→ Required work
Only the number is wanted: count the lines that contain "Subject".

→ Records for this exercise
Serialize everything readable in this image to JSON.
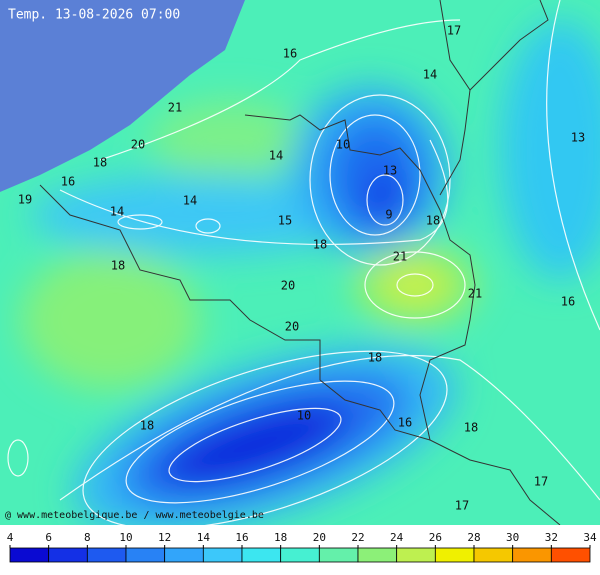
{
  "title": "Temp. 13-08-2026 07:00",
  "credit": "@ www.meteobelgique.be / www.meteobelgie.be",
  "contour_labels": [
    17,
    16,
    14,
    21,
    20,
    10,
    14,
    13,
    18,
    13,
    16,
    19,
    14,
    14,
    9,
    18,
    15,
    18,
    21,
    18,
    20,
    21,
    16,
    20,
    18,
    10,
    16,
    18,
    18,
    17,
    17
  ],
  "colorbar": {
    "ticks": [
      4,
      6,
      8,
      10,
      12,
      14,
      16,
      18,
      20,
      22,
      24,
      26,
      28,
      30,
      32,
      34
    ],
    "colors": [
      "#0a0ad2",
      "#1430e6",
      "#1e5af0",
      "#2882f5",
      "#32a5fa",
      "#3cc8fa",
      "#3ce6f0",
      "#46f0d2",
      "#64f0aa",
      "#8cf078",
      "#bef050",
      "#f0f000",
      "#f5c800",
      "#fa9600",
      "#ff5000"
    ]
  }
}
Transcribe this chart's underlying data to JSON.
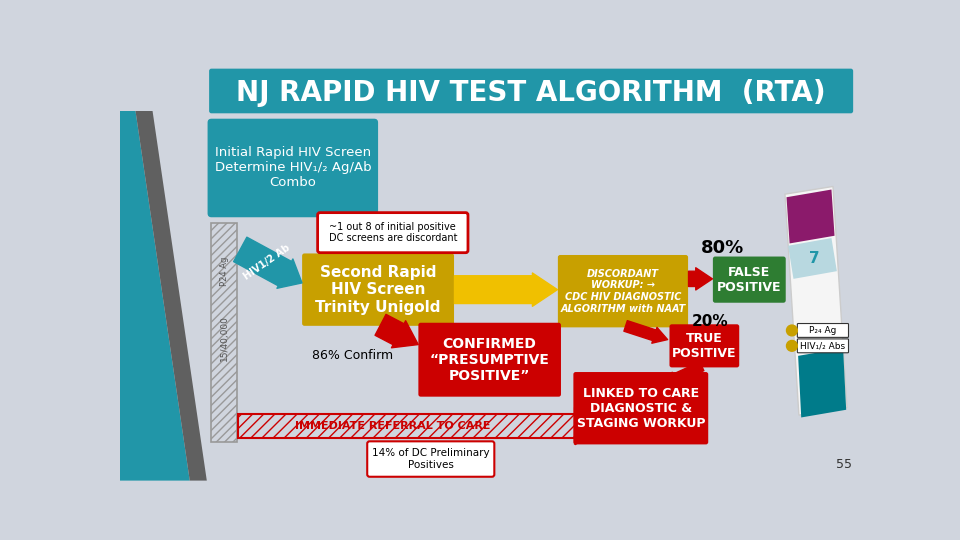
{
  "title": "NJ RAPID HIV TEST ALGORITHM  (RTA)",
  "title_bg": "#2196a8",
  "title_color": "#ffffff",
  "bg_color": "#d0d5de",
  "initial_box_text": "Initial Rapid HIV Screen\nDetermine HIV₁/₂ Ag/Ab\nCombo",
  "initial_box_bg": "#2196a8",
  "initial_box_color": "#ffffff",
  "note_text": "~1 out 8 of initial positive\nDC screens are discordant",
  "note_border": "#cc0000",
  "note_bg": "#ffffff",
  "second_screen_text": "Second Rapid\nHIV Screen\nTrinity Unigold",
  "second_screen_bg": "#c8a000",
  "second_screen_color": "#ffffff",
  "discordant_text": "DISCORDANT\nWORKUP: →\nCDC HIV DIAGNOSTIC\nALGORITHM with NAAT",
  "discordant_bg": "#c8a000",
  "discordant_color": "#ffffff",
  "false_pos_text": "FALSE\nPOSITIVE",
  "false_pos_bg": "#2e7d32",
  "false_pos_color": "#ffffff",
  "confirmed_text": "CONFIRMED\n“PRESUMPTIVE\nPOSITIVE”",
  "confirmed_bg": "#cc0000",
  "confirmed_color": "#ffffff",
  "true_pos_text": "TRUE\nPOSITIVE",
  "true_pos_bg": "#cc0000",
  "true_pos_color": "#ffffff",
  "linked_text": "LINKED TO CARE\nDIAGNOSTIC &\nSTAGING WORKUP",
  "linked_bg": "#cc0000",
  "linked_color": "#ffffff",
  "immediate_text": "IMMEDIATE REFERRAL TO CARE",
  "pct_80": "80%",
  "pct_20": "20%",
  "pct_86": "86% Confirm",
  "pct_14_text": "14% of DC Preliminary\nPositives",
  "slide_num": "55",
  "blue_stripe_color": "#2196a8",
  "gray_stripe_color": "#606060",
  "hatch_color": "#aaaaaa",
  "gold_arrow_color": "#f0c000",
  "red_color": "#cc0000",
  "green_color": "#2e7d32",
  "strip_white": "#f5f5f5",
  "strip_purple": "#8b1a6b",
  "strip_teal": "#007b8a",
  "strip_gold": "#c8a000"
}
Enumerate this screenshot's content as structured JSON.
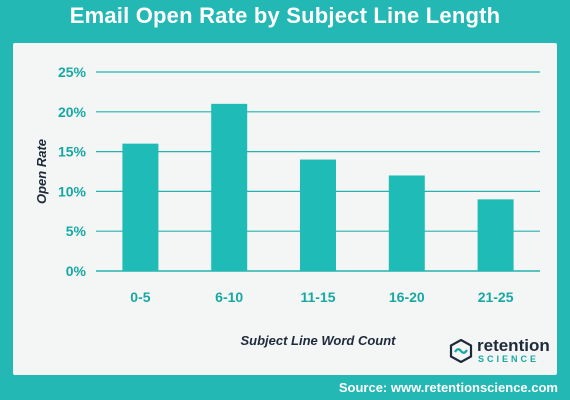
{
  "header": {
    "title": "Email Open Rate by Subject Line Length"
  },
  "footer": {
    "source": "Source: www.retentionscience.com"
  },
  "logo": {
    "word": "retention",
    "sub": "SCIENCE"
  },
  "colors": {
    "background": "#23b8b3",
    "bar": "#1fbcb7",
    "grid": "#27b2ae",
    "tick": "#17a8a4",
    "label": "#1e2a3a"
  },
  "chart_data": {
    "type": "bar",
    "categories": [
      "0-5",
      "6-10",
      "11-15",
      "16-20",
      "21-25"
    ],
    "values": [
      16,
      21,
      14,
      12,
      9
    ],
    "xlabel": "Subject Line Word Count",
    "ylabel": "Open Rate",
    "ylim": [
      0,
      25
    ],
    "yticks": [
      "0%",
      "5%",
      "10%",
      "15%",
      "20%",
      "25%"
    ],
    "grid": true
  }
}
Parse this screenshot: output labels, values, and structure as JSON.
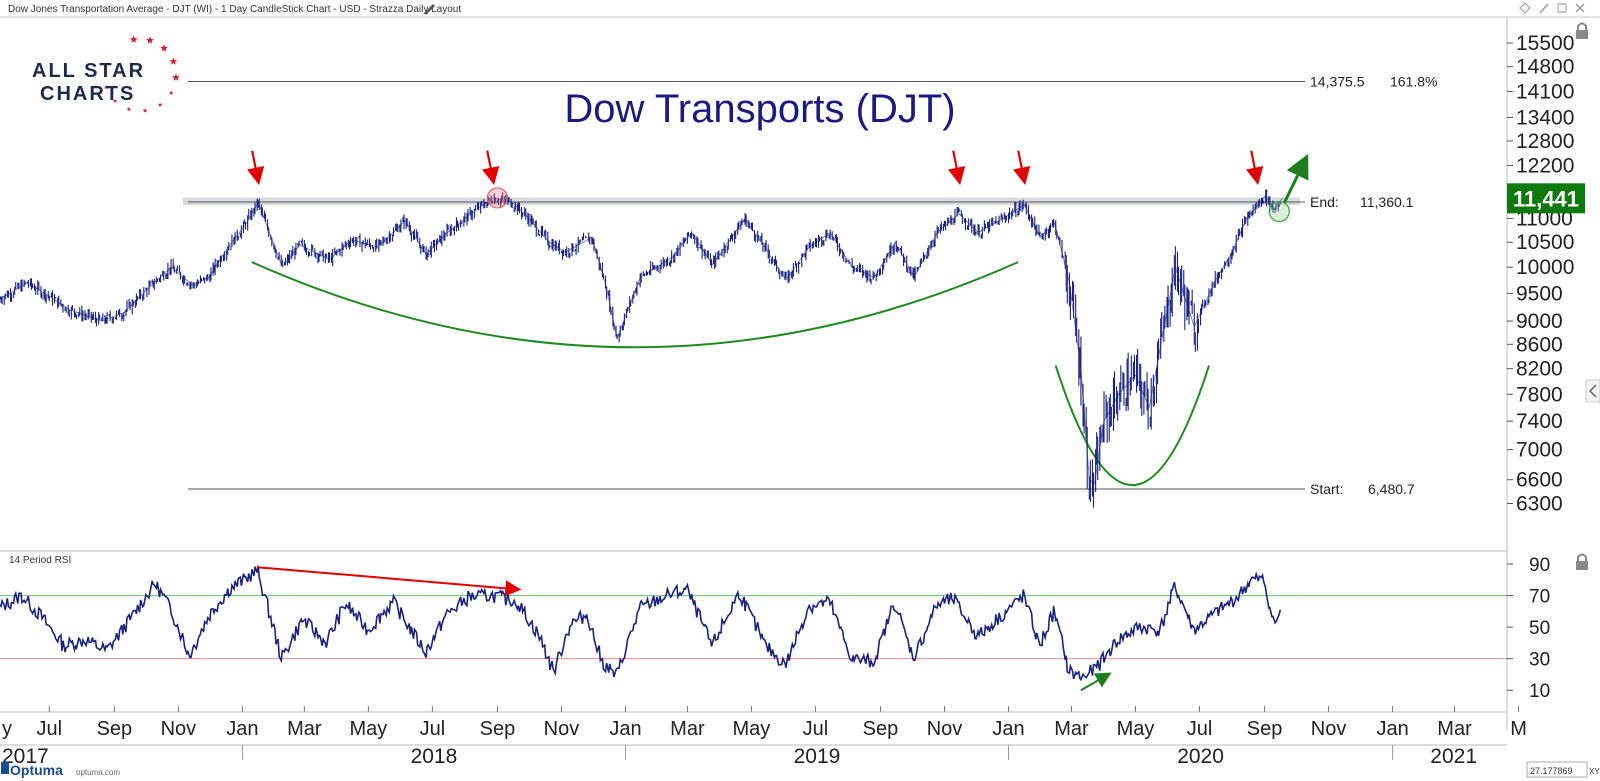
{
  "header": {
    "chart_caption": "Dow Jones Transportation Average - DJT (WI) - 1 Day CandleStick Chart - USD - Strazza Daily Layout"
  },
  "branding": {
    "logo_line1": "ALL STAR",
    "logo_line2": "CHARTS",
    "footer_logo": "Optuma",
    "footer_url": "optuma.com"
  },
  "status": {
    "xy_readout": "27.177869",
    "xy_label": "XY"
  },
  "colors": {
    "price": "#1a237e",
    "resistance_band": "#c9ced6",
    "base_curve": "#1e8a1e",
    "arrow_red": "#e00000",
    "arrow_green": "#1e7e1e",
    "price_badge": "#0e7a0e",
    "rsi_line": "#1a237e",
    "rsi_overbought": "#6dbf6d",
    "rsi_oversold": "#f08a8a"
  },
  "chart_data": [
    {
      "type": "candlestick",
      "title": "Dow Transports (DJT)",
      "y_ticks": [
        15500,
        14800,
        14100,
        13400,
        12800,
        12200,
        11000,
        10500,
        10000,
        9500,
        9000,
        8600,
        8200,
        7800,
        7400,
        7000,
        6600,
        6300
      ],
      "y_scale": "log",
      "y_range": [
        6100,
        15900
      ],
      "last_price_label": "11,441",
      "last_price": 11441,
      "levels": [
        {
          "label": "14,375.5",
          "value": 14375.5,
          "extra_label": "161.8%"
        },
        {
          "label": "End:",
          "value": 11360.1,
          "value_label": "11,360.1"
        },
        {
          "label": "Start:",
          "value": 6480.7,
          "value_label": "6,480.7"
        }
      ],
      "resistance_zone": [
        11290,
        11460
      ],
      "x_month_ticks": [
        "Jul",
        "Sep",
        "Nov",
        "Jan",
        "Mar",
        "May",
        "Jul",
        "Sep",
        "Nov",
        "Jan",
        "Mar",
        "May",
        "Jul",
        "Sep",
        "Nov",
        "Jan",
        "Mar",
        "May",
        "Jul",
        "Sep",
        "Nov",
        "Jan",
        "Mar",
        "M"
      ],
      "x_month_dates": [
        "2017-07-01",
        "2017-09-01",
        "2017-11-01",
        "2018-01-01",
        "2018-03-01",
        "2018-05-01",
        "2018-07-01",
        "2018-09-01",
        "2018-11-01",
        "2019-01-01",
        "2019-03-01",
        "2019-05-01",
        "2019-07-01",
        "2019-09-01",
        "2019-11-01",
        "2020-01-01",
        "2020-03-01",
        "2020-05-01",
        "2020-07-01",
        "2020-09-01",
        "2020-11-01",
        "2021-01-01",
        "2021-03-01",
        "2021-05-01"
      ],
      "x_year_labels": [
        "2017",
        "2018",
        "2019",
        "2020",
        "2021"
      ],
      "x_range": [
        "2017-05-15",
        "2021-04-20"
      ],
      "series": [
        {
          "values": [
            [
              "2017-05-15",
              9400
            ],
            [
              "2017-06-10",
              9700
            ],
            [
              "2017-07-01",
              9450
            ],
            [
              "2017-07-20",
              9200
            ],
            [
              "2017-08-20",
              9000
            ],
            [
              "2017-09-10",
              9150
            ],
            [
              "2017-10-01",
              9550
            ],
            [
              "2017-10-25",
              10000
            ],
            [
              "2017-11-15",
              9650
            ],
            [
              "2017-11-30",
              9800
            ],
            [
              "2017-12-15",
              10300
            ],
            [
              "2018-01-05",
              10900
            ],
            [
              "2018-01-16",
              11350
            ],
            [
              "2018-02-08",
              10000
            ],
            [
              "2018-02-25",
              10450
            ],
            [
              "2018-03-25",
              10150
            ],
            [
              "2018-04-15",
              10550
            ],
            [
              "2018-05-10",
              10400
            ],
            [
              "2018-06-05",
              10950
            ],
            [
              "2018-06-25",
              10250
            ],
            [
              "2018-07-15",
              10700
            ],
            [
              "2018-08-10",
              11150
            ],
            [
              "2018-08-28",
              11450
            ],
            [
              "2018-09-15",
              11350
            ],
            [
              "2018-10-01",
              11000
            ],
            [
              "2018-10-20",
              10500
            ],
            [
              "2018-11-05",
              10300
            ],
            [
              "2018-11-30",
              10600
            ],
            [
              "2018-12-14",
              9600
            ],
            [
              "2018-12-24",
              8700
            ],
            [
              "2019-01-15",
              9800
            ],
            [
              "2019-02-15",
              10200
            ],
            [
              "2019-03-05",
              10700
            ],
            [
              "2019-03-25",
              10050
            ],
            [
              "2019-04-25",
              11000
            ],
            [
              "2019-05-15",
              10350
            ],
            [
              "2019-06-03",
              9750
            ],
            [
              "2019-06-25",
              10400
            ],
            [
              "2019-07-15",
              10700
            ],
            [
              "2019-08-05",
              10000
            ],
            [
              "2019-08-26",
              9800
            ],
            [
              "2019-09-15",
              10500
            ],
            [
              "2019-10-03",
              9800
            ],
            [
              "2019-10-25",
              10700
            ],
            [
              "2019-11-15",
              11100
            ],
            [
              "2019-12-03",
              10700
            ],
            [
              "2019-12-27",
              11000
            ],
            [
              "2020-01-16",
              11300
            ],
            [
              "2020-01-31",
              10600
            ],
            [
              "2020-02-14",
              10900
            ],
            [
              "2020-02-28",
              9700
            ],
            [
              "2020-03-10",
              8200
            ],
            [
              "2020-03-18",
              6600
            ],
            [
              "2020-03-23",
              6550
            ],
            [
              "2020-04-01",
              7400
            ],
            [
              "2020-04-15",
              7800
            ],
            [
              "2020-05-01",
              8100
            ],
            [
              "2020-05-14",
              7600
            ],
            [
              "2020-06-08",
              10000
            ],
            [
              "2020-06-26",
              8900
            ],
            [
              "2020-07-15",
              9700
            ],
            [
              "2020-08-01",
              10300
            ],
            [
              "2020-08-15",
              11000
            ],
            [
              "2020-09-02",
              11500
            ],
            [
              "2020-09-10",
              11200
            ],
            [
              "2020-09-18",
              11441
            ]
          ]
        }
      ],
      "annotations": [
        {
          "type": "arrow-down",
          "color": "red",
          "x": "2018-01-16",
          "y": 11750
        },
        {
          "type": "arrow-down",
          "color": "red",
          "x": "2018-08-28",
          "y": 11750
        },
        {
          "type": "arrow-down",
          "color": "red",
          "x": "2019-11-15",
          "y": 11750
        },
        {
          "type": "arrow-down",
          "color": "red",
          "x": "2020-01-16",
          "y": 11750
        },
        {
          "type": "arrow-down",
          "color": "red",
          "x": "2020-08-25",
          "y": 11750
        },
        {
          "type": "arrow-up",
          "color": "green",
          "x_from": "2020-09-20",
          "y_from": 11350,
          "x_to": "2020-10-10",
          "y_to": 12350
        },
        {
          "type": "circle",
          "color": "red",
          "x": "2018-09-01",
          "y": 11450
        },
        {
          "type": "circle",
          "color": "green",
          "x": "2020-09-15",
          "y": 11150
        },
        {
          "type": "curve",
          "color": "green",
          "x_from": "2018-01-10",
          "x_to": "2020-01-10",
          "y_ends": 10100,
          "y_bottom": 8550
        },
        {
          "type": "curve",
          "color": "green",
          "x_from": "2020-02-15",
          "x_to": "2020-07-10",
          "y_ends": 8250,
          "y_bottom": 6530
        }
      ]
    },
    {
      "type": "line",
      "panel_label": "14 Period RSI",
      "y_ticks": [
        90,
        70,
        50,
        30,
        10
      ],
      "ylim": [
        0,
        97
      ],
      "reference_lines": [
        70,
        30
      ],
      "series": [
        {
          "values": [
            [
              "2017-05-15",
              62
            ],
            [
              "2017-06-05",
              70
            ],
            [
              "2017-06-25",
              56
            ],
            [
              "2017-07-15",
              38
            ],
            [
              "2017-08-05",
              42
            ],
            [
              "2017-08-25",
              35
            ],
            [
              "2017-09-20",
              58
            ],
            [
              "2017-10-10",
              78
            ],
            [
              "2017-10-25",
              62
            ],
            [
              "2017-11-12",
              32
            ],
            [
              "2017-12-01",
              58
            ],
            [
              "2017-12-20",
              74
            ],
            [
              "2018-01-16",
              86
            ],
            [
              "2018-02-08",
              30
            ],
            [
              "2018-02-28",
              55
            ],
            [
              "2018-03-22",
              40
            ],
            [
              "2018-04-10",
              65
            ],
            [
              "2018-05-01",
              48
            ],
            [
              "2018-05-25",
              66
            ],
            [
              "2018-06-25",
              34
            ],
            [
              "2018-07-15",
              58
            ],
            [
              "2018-08-05",
              69
            ],
            [
              "2018-08-28",
              70
            ],
            [
              "2018-09-20",
              66
            ],
            [
              "2018-10-10",
              46
            ],
            [
              "2018-10-25",
              22
            ],
            [
              "2018-11-10",
              52
            ],
            [
              "2018-11-26",
              58
            ],
            [
              "2018-12-10",
              28
            ],
            [
              "2018-12-24",
              19
            ],
            [
              "2019-01-15",
              62
            ],
            [
              "2019-02-10",
              70
            ],
            [
              "2019-03-01",
              74
            ],
            [
              "2019-03-25",
              38
            ],
            [
              "2019-04-20",
              72
            ],
            [
              "2019-05-15",
              38
            ],
            [
              "2019-06-03",
              26
            ],
            [
              "2019-06-25",
              63
            ],
            [
              "2019-07-15",
              66
            ],
            [
              "2019-08-05",
              30
            ],
            [
              "2019-08-26",
              28
            ],
            [
              "2019-09-15",
              66
            ],
            [
              "2019-10-03",
              30
            ],
            [
              "2019-10-25",
              64
            ],
            [
              "2019-11-10",
              68
            ],
            [
              "2019-12-03",
              44
            ],
            [
              "2019-12-27",
              58
            ],
            [
              "2020-01-16",
              70
            ],
            [
              "2020-01-31",
              38
            ],
            [
              "2020-02-14",
              60
            ],
            [
              "2020-02-28",
              22
            ],
            [
              "2020-03-12",
              18
            ],
            [
              "2020-03-25",
              24
            ],
            [
              "2020-04-15",
              42
            ],
            [
              "2020-05-05",
              50
            ],
            [
              "2020-05-25",
              48
            ],
            [
              "2020-06-08",
              76
            ],
            [
              "2020-06-26",
              48
            ],
            [
              "2020-07-15",
              58
            ],
            [
              "2020-08-05",
              68
            ],
            [
              "2020-08-20",
              80
            ],
            [
              "2020-09-01",
              80
            ],
            [
              "2020-09-10",
              52
            ],
            [
              "2020-09-18",
              60
            ]
          ]
        }
      ],
      "annotations": [
        {
          "type": "arrow",
          "color": "red",
          "x_from": "2018-01-15",
          "y_from": 88,
          "x_to": "2018-09-20",
          "y_to": 74
        },
        {
          "type": "arrow",
          "color": "green",
          "x_from": "2020-03-10",
          "y_from": 10,
          "x_to": "2020-04-05",
          "y_to": 20
        }
      ]
    }
  ]
}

→ Output of the task
2